══ Materials provided ══

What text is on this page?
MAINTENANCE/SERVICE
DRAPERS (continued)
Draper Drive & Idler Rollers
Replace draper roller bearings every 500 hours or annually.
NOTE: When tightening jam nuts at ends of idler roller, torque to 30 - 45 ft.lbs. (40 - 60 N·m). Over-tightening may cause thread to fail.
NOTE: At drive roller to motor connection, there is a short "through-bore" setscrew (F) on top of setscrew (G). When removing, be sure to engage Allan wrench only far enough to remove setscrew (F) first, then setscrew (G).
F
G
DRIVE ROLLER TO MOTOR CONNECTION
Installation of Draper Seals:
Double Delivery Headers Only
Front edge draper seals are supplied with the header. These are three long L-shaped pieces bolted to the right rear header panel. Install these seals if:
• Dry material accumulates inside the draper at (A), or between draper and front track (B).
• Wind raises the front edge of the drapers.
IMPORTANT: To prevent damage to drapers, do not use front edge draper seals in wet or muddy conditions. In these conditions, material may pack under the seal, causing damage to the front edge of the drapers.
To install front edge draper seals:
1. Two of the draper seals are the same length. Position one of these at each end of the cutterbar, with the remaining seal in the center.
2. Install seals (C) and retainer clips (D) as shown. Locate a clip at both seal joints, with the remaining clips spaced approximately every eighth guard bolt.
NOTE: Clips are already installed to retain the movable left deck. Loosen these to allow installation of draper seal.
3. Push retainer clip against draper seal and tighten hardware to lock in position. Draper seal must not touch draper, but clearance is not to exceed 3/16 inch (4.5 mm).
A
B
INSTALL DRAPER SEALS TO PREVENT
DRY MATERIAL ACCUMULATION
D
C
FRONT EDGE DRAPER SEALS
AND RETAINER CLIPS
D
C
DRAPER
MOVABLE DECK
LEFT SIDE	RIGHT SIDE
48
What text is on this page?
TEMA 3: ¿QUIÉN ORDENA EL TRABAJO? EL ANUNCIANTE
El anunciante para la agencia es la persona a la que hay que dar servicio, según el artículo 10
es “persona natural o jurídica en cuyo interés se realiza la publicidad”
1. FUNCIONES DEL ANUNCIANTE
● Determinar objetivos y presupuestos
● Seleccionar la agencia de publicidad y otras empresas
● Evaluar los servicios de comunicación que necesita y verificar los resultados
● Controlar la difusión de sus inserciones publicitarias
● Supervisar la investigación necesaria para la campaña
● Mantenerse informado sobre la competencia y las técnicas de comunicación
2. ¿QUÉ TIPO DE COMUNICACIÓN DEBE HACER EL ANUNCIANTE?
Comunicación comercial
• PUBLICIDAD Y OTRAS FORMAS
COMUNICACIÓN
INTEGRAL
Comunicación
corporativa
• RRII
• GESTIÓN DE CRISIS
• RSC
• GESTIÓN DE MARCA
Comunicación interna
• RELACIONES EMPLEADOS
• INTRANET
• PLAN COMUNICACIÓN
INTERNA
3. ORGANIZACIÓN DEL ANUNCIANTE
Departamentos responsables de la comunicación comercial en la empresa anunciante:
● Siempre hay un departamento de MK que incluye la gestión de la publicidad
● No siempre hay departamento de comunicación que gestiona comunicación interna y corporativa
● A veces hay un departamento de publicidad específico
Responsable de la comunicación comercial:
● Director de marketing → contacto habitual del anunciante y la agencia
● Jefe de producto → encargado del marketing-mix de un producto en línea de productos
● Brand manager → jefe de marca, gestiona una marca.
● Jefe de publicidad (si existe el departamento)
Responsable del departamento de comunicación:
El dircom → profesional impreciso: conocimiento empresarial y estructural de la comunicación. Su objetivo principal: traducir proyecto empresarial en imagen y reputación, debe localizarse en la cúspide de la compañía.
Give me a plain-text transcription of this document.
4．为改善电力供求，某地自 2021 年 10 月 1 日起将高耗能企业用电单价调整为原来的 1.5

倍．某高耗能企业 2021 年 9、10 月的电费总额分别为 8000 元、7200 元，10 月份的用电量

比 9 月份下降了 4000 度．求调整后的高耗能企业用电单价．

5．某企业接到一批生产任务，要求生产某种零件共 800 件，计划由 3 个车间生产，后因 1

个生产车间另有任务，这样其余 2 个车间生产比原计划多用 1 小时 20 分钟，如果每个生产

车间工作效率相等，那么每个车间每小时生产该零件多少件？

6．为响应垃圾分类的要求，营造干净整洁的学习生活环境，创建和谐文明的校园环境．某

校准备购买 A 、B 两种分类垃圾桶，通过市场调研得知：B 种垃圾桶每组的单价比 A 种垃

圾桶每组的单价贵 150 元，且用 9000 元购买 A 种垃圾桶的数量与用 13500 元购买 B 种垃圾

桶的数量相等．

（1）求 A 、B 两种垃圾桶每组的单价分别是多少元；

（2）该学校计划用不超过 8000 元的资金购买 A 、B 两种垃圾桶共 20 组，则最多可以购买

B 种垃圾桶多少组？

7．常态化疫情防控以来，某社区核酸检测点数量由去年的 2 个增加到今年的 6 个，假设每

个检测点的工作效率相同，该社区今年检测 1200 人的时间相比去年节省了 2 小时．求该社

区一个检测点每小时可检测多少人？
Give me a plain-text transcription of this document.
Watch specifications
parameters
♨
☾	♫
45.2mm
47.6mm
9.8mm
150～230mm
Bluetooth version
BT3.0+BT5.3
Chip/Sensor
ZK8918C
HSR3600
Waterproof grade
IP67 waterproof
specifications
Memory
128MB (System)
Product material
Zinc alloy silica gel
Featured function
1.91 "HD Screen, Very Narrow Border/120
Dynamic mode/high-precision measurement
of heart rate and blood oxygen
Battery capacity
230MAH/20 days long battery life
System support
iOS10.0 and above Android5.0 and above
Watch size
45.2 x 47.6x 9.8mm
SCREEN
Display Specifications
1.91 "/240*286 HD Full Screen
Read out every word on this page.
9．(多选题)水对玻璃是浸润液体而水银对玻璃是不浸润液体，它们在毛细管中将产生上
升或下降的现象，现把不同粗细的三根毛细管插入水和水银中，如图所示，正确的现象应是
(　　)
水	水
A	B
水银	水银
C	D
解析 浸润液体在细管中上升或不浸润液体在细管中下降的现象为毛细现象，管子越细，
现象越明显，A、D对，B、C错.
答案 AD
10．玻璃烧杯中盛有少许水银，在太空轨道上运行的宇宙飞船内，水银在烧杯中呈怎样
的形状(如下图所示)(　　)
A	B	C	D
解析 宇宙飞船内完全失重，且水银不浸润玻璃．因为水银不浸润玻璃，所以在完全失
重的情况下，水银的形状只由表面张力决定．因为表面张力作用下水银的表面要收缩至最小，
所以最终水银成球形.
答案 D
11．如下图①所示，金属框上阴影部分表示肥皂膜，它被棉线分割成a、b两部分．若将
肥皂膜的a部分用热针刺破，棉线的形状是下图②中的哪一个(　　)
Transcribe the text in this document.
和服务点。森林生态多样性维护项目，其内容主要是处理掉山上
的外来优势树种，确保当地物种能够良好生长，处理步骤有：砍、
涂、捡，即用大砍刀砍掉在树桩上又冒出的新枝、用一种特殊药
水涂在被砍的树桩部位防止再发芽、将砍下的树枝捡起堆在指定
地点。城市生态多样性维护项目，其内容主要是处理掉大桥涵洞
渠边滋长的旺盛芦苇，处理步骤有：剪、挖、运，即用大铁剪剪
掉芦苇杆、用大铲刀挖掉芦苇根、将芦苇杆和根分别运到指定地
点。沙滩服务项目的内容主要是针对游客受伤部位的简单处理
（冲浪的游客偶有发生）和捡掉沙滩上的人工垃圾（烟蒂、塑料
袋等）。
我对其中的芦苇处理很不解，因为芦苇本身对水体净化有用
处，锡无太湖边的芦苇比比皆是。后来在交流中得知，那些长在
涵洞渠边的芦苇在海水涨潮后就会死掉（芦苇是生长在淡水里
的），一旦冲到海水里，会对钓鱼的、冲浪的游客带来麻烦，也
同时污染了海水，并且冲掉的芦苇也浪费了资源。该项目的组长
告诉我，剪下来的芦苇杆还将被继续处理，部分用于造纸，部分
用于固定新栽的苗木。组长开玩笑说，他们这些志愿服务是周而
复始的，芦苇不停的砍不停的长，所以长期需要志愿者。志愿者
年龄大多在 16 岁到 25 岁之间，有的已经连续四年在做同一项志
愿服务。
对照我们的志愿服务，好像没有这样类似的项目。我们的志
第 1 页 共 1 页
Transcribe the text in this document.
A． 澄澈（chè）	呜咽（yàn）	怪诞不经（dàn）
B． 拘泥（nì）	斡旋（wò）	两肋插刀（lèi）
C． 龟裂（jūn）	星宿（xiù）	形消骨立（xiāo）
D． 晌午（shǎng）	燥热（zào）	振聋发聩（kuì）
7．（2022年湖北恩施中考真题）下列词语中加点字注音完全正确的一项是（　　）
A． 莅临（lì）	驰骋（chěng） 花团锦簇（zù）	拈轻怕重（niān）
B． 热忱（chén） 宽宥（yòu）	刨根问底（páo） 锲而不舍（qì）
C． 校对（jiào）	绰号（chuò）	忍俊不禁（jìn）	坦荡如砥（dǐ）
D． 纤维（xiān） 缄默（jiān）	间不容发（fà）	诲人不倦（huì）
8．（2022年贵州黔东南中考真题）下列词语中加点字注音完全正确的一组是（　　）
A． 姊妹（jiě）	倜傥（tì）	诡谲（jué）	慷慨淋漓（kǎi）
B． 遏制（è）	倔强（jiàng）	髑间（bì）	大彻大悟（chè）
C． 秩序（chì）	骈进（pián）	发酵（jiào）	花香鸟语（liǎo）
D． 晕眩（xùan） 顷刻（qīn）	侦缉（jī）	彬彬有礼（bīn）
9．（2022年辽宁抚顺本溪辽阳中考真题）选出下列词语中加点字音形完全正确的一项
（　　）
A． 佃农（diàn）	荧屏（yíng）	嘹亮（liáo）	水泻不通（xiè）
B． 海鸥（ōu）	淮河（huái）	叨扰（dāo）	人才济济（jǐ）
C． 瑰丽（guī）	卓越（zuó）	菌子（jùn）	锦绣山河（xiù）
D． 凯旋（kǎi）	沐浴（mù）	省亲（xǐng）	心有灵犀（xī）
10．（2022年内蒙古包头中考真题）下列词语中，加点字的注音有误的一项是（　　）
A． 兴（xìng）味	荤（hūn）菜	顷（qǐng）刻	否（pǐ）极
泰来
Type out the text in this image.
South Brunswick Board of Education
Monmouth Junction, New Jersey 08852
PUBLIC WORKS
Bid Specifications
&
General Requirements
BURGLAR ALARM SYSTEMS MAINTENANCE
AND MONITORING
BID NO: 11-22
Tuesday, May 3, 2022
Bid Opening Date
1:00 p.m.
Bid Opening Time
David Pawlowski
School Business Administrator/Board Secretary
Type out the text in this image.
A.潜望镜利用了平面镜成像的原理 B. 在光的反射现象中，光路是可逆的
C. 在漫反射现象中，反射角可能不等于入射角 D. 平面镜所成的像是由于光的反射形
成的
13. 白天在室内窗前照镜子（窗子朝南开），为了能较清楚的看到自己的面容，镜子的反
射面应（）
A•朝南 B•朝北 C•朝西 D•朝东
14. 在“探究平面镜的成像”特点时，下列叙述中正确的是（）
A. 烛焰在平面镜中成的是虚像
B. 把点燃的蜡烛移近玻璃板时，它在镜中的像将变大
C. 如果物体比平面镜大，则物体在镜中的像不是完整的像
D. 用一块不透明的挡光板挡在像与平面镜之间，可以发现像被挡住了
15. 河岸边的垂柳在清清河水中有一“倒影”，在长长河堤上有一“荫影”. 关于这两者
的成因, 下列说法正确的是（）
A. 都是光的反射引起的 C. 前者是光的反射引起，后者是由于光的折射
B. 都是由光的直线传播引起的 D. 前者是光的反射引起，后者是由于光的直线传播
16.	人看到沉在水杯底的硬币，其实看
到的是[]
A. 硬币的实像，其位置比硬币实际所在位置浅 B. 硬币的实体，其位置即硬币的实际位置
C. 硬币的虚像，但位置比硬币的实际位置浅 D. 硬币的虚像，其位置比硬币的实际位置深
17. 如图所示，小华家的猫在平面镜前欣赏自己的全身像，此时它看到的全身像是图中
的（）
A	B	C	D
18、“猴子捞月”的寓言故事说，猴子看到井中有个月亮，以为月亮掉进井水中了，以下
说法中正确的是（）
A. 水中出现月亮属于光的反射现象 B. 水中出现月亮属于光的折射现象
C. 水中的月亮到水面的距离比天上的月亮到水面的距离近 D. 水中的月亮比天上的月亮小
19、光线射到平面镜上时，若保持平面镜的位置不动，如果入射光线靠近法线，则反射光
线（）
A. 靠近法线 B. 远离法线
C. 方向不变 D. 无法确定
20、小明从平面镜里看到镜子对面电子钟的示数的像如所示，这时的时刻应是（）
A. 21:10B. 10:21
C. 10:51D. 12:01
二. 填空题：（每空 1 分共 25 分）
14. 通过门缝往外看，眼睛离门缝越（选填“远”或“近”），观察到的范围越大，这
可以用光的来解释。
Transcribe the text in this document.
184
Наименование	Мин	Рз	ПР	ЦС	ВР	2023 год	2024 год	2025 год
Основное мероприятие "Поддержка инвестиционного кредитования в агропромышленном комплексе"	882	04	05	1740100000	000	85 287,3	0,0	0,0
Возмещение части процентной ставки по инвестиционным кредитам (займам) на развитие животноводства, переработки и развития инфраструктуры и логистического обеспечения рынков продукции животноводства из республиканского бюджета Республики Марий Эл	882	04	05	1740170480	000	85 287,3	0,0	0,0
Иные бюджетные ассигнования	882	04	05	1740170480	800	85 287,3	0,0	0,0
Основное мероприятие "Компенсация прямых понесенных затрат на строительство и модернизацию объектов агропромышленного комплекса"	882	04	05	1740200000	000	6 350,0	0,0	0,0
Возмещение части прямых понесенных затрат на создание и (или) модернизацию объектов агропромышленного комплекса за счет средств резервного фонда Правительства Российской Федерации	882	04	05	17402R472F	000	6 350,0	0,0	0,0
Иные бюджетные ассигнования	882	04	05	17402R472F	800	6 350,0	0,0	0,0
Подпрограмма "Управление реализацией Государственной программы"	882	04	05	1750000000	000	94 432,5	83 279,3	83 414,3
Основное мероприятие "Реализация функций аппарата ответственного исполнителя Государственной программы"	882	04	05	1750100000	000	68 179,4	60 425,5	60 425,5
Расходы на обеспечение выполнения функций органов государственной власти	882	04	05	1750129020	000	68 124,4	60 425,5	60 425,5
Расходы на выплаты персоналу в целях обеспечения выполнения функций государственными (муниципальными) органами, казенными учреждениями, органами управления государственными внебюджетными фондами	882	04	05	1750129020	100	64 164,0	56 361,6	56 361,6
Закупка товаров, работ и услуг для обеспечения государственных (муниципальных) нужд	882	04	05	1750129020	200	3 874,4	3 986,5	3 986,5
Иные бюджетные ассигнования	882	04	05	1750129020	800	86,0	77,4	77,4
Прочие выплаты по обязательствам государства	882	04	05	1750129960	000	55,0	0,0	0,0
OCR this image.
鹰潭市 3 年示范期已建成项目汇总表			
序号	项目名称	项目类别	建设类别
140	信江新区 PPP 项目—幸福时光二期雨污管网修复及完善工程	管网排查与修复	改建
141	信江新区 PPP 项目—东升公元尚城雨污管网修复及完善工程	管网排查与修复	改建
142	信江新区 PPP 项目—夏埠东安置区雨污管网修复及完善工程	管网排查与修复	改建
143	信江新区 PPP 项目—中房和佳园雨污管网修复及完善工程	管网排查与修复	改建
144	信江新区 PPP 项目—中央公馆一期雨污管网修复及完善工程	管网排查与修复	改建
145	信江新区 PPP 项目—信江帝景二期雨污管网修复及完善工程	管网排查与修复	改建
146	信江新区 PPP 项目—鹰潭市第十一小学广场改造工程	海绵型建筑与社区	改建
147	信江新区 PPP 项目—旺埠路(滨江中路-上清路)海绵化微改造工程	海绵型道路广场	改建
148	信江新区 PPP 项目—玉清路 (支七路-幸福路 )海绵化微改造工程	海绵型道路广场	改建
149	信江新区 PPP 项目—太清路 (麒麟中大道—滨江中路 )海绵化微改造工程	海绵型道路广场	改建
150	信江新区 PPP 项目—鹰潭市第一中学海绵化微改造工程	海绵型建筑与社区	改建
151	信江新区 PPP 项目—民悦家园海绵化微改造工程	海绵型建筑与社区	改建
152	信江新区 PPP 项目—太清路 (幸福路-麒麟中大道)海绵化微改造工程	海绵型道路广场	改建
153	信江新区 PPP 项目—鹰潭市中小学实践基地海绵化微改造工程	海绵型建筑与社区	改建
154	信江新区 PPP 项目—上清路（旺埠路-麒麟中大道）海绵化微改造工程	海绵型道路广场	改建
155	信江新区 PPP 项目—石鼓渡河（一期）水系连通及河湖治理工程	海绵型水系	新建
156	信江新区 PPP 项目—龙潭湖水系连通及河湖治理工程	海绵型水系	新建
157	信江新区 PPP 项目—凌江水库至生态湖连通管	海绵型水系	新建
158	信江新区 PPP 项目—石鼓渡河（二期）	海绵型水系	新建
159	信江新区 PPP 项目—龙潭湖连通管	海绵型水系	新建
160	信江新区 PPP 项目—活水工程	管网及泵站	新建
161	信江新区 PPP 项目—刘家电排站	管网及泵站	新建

═══

The problem: Every line in the data above that contains "Возмещение" needs to be copied.

Solution for this task:
Возмещение части процентной ставки по инвестиционным кредитам (займам) на развитие животноводства, переработки и развития инфраструктуры и логистического обеспечения рынков продукции животноводства из республиканского бюджета Республики Марий Эл	882	04	05	1740170480	000	85 287,3	0,0	0,0
Возмещение части прямых понесенных затрат на создание и (или) модернизацию объектов агропромышленного комплекса за счет средств резервного фонда Правительства Российской Федерации	882	04	05	17402R472F	000	6 350,0	0,0	0,0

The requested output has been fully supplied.